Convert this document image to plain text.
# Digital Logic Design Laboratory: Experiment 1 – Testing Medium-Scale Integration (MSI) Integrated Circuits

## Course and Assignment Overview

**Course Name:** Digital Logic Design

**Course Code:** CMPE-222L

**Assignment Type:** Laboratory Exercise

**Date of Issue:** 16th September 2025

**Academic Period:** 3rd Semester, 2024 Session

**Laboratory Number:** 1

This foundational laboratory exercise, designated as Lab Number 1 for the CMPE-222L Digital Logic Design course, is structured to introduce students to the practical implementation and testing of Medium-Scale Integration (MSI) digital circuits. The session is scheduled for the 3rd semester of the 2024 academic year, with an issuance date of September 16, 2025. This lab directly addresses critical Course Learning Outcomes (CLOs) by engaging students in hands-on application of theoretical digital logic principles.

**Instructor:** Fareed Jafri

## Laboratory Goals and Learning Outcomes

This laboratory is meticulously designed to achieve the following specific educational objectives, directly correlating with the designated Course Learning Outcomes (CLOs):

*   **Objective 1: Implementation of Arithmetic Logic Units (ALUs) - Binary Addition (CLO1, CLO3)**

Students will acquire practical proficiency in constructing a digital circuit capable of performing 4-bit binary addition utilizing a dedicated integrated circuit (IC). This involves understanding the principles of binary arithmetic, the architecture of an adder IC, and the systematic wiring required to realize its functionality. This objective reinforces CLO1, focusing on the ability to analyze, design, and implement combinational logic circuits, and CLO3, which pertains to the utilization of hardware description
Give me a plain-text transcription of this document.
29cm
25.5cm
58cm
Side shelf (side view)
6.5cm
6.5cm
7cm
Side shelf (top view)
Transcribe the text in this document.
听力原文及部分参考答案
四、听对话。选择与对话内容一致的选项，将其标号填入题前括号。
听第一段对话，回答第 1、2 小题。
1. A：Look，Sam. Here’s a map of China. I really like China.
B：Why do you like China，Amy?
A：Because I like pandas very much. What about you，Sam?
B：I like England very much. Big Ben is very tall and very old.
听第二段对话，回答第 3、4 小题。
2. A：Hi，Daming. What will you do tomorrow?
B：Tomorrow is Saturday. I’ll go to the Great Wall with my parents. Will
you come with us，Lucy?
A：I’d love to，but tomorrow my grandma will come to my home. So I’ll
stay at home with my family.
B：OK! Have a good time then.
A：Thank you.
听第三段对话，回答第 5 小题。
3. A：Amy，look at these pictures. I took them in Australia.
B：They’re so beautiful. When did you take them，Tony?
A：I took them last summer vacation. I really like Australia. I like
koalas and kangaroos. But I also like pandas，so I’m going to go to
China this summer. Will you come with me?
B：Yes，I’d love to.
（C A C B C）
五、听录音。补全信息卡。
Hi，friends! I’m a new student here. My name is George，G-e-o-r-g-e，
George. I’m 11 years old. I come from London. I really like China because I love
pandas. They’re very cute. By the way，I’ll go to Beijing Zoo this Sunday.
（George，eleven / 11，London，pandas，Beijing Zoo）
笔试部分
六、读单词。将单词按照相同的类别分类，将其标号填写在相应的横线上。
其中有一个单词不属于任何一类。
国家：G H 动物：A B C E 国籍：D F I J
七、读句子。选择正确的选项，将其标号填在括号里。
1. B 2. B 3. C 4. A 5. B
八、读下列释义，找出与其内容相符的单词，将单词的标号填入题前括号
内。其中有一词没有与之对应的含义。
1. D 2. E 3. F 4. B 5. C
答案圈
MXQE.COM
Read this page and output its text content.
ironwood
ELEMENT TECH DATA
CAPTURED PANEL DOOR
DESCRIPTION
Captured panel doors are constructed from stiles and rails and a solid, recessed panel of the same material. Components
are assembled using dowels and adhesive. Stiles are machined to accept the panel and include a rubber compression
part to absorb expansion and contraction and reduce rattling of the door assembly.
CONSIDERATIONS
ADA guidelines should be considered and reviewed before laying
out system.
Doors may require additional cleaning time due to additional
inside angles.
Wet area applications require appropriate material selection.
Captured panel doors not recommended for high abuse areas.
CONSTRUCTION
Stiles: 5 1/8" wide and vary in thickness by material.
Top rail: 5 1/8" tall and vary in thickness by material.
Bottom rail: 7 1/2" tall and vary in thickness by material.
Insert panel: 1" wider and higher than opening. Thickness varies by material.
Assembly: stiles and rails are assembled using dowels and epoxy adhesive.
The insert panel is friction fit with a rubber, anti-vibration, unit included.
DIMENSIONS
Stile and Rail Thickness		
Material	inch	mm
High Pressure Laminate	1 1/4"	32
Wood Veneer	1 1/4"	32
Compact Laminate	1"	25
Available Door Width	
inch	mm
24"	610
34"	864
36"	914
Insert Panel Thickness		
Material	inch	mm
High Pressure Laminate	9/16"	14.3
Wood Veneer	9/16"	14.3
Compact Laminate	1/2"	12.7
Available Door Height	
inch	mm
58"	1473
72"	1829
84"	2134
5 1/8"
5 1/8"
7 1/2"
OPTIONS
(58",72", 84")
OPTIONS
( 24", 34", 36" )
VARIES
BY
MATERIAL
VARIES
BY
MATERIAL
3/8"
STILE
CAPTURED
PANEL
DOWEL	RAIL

§ **Short exercise**
Work through the data and report how many of its lines hold the word "Available", giving only the figure.

§ **Result of the exercise**
2